STATED PROBLEM —
For each line below that includes the word "emociones", make a copy.

** start INPUT DATA **

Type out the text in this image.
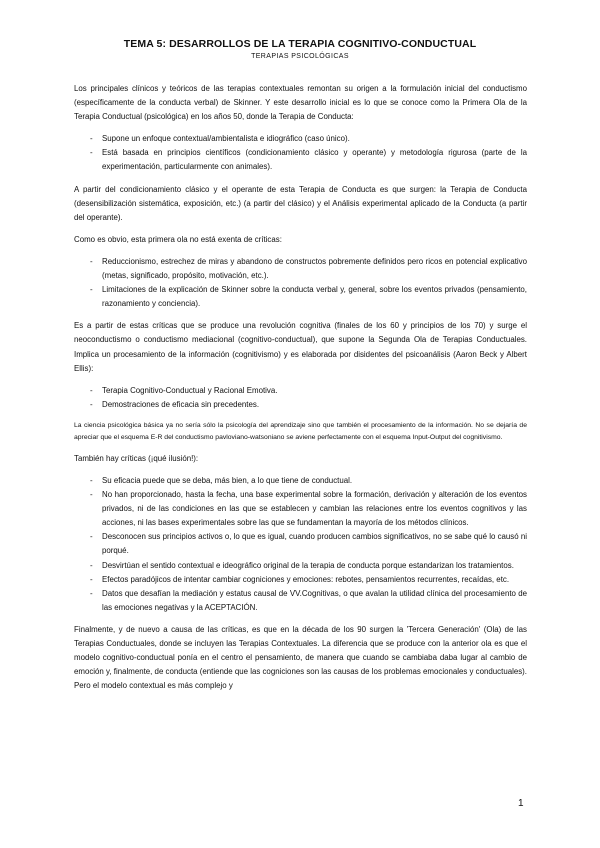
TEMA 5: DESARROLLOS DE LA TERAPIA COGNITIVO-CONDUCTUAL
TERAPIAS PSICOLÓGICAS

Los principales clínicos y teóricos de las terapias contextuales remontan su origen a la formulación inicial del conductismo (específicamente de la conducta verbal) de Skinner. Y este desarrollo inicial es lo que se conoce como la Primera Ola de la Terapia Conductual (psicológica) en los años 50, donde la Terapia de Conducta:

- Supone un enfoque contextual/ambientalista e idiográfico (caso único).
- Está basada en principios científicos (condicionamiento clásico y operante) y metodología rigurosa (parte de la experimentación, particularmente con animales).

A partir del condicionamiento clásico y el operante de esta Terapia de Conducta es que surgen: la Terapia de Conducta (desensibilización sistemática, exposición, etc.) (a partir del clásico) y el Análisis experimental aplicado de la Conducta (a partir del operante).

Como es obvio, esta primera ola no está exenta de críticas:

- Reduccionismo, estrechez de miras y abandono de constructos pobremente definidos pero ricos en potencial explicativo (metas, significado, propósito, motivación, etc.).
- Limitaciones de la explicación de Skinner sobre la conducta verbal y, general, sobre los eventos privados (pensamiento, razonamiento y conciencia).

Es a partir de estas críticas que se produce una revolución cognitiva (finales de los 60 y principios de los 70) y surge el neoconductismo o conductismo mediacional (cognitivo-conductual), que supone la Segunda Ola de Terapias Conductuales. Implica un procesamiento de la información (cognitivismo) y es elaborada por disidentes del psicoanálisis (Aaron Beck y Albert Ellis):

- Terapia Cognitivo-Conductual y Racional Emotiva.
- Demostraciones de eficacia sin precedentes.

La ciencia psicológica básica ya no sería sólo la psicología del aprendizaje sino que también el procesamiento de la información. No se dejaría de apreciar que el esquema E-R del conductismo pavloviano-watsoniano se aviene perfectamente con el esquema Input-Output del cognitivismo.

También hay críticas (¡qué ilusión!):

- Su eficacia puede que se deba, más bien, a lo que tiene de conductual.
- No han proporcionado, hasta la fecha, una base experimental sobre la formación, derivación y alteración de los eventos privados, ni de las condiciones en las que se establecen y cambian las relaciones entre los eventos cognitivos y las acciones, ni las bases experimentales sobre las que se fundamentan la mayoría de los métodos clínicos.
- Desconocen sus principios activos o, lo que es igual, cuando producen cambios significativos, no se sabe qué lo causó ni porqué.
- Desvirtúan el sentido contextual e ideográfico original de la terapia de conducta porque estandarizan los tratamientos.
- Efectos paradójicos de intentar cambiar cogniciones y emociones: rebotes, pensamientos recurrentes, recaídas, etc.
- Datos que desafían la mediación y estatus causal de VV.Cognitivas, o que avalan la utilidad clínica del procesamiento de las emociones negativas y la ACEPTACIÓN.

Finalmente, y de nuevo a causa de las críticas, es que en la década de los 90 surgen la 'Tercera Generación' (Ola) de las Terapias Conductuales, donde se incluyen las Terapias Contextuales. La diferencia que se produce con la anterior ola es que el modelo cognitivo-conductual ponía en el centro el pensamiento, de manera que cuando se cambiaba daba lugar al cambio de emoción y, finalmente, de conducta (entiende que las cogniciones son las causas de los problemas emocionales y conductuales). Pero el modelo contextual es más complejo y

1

** end INPUT DATA **

SOLUTION FOR THIS TASK —
- Efectos paradójicos de intentar cambiar cogniciones y emociones: rebotes, pensamientos recurrentes, recaídas, etc.
- Datos que desafían la mediación y estatus causal de VV.Cognitivas, o que avalan la utilidad clínica del procesamiento de las emociones negativas y la ACEPTACIÓN.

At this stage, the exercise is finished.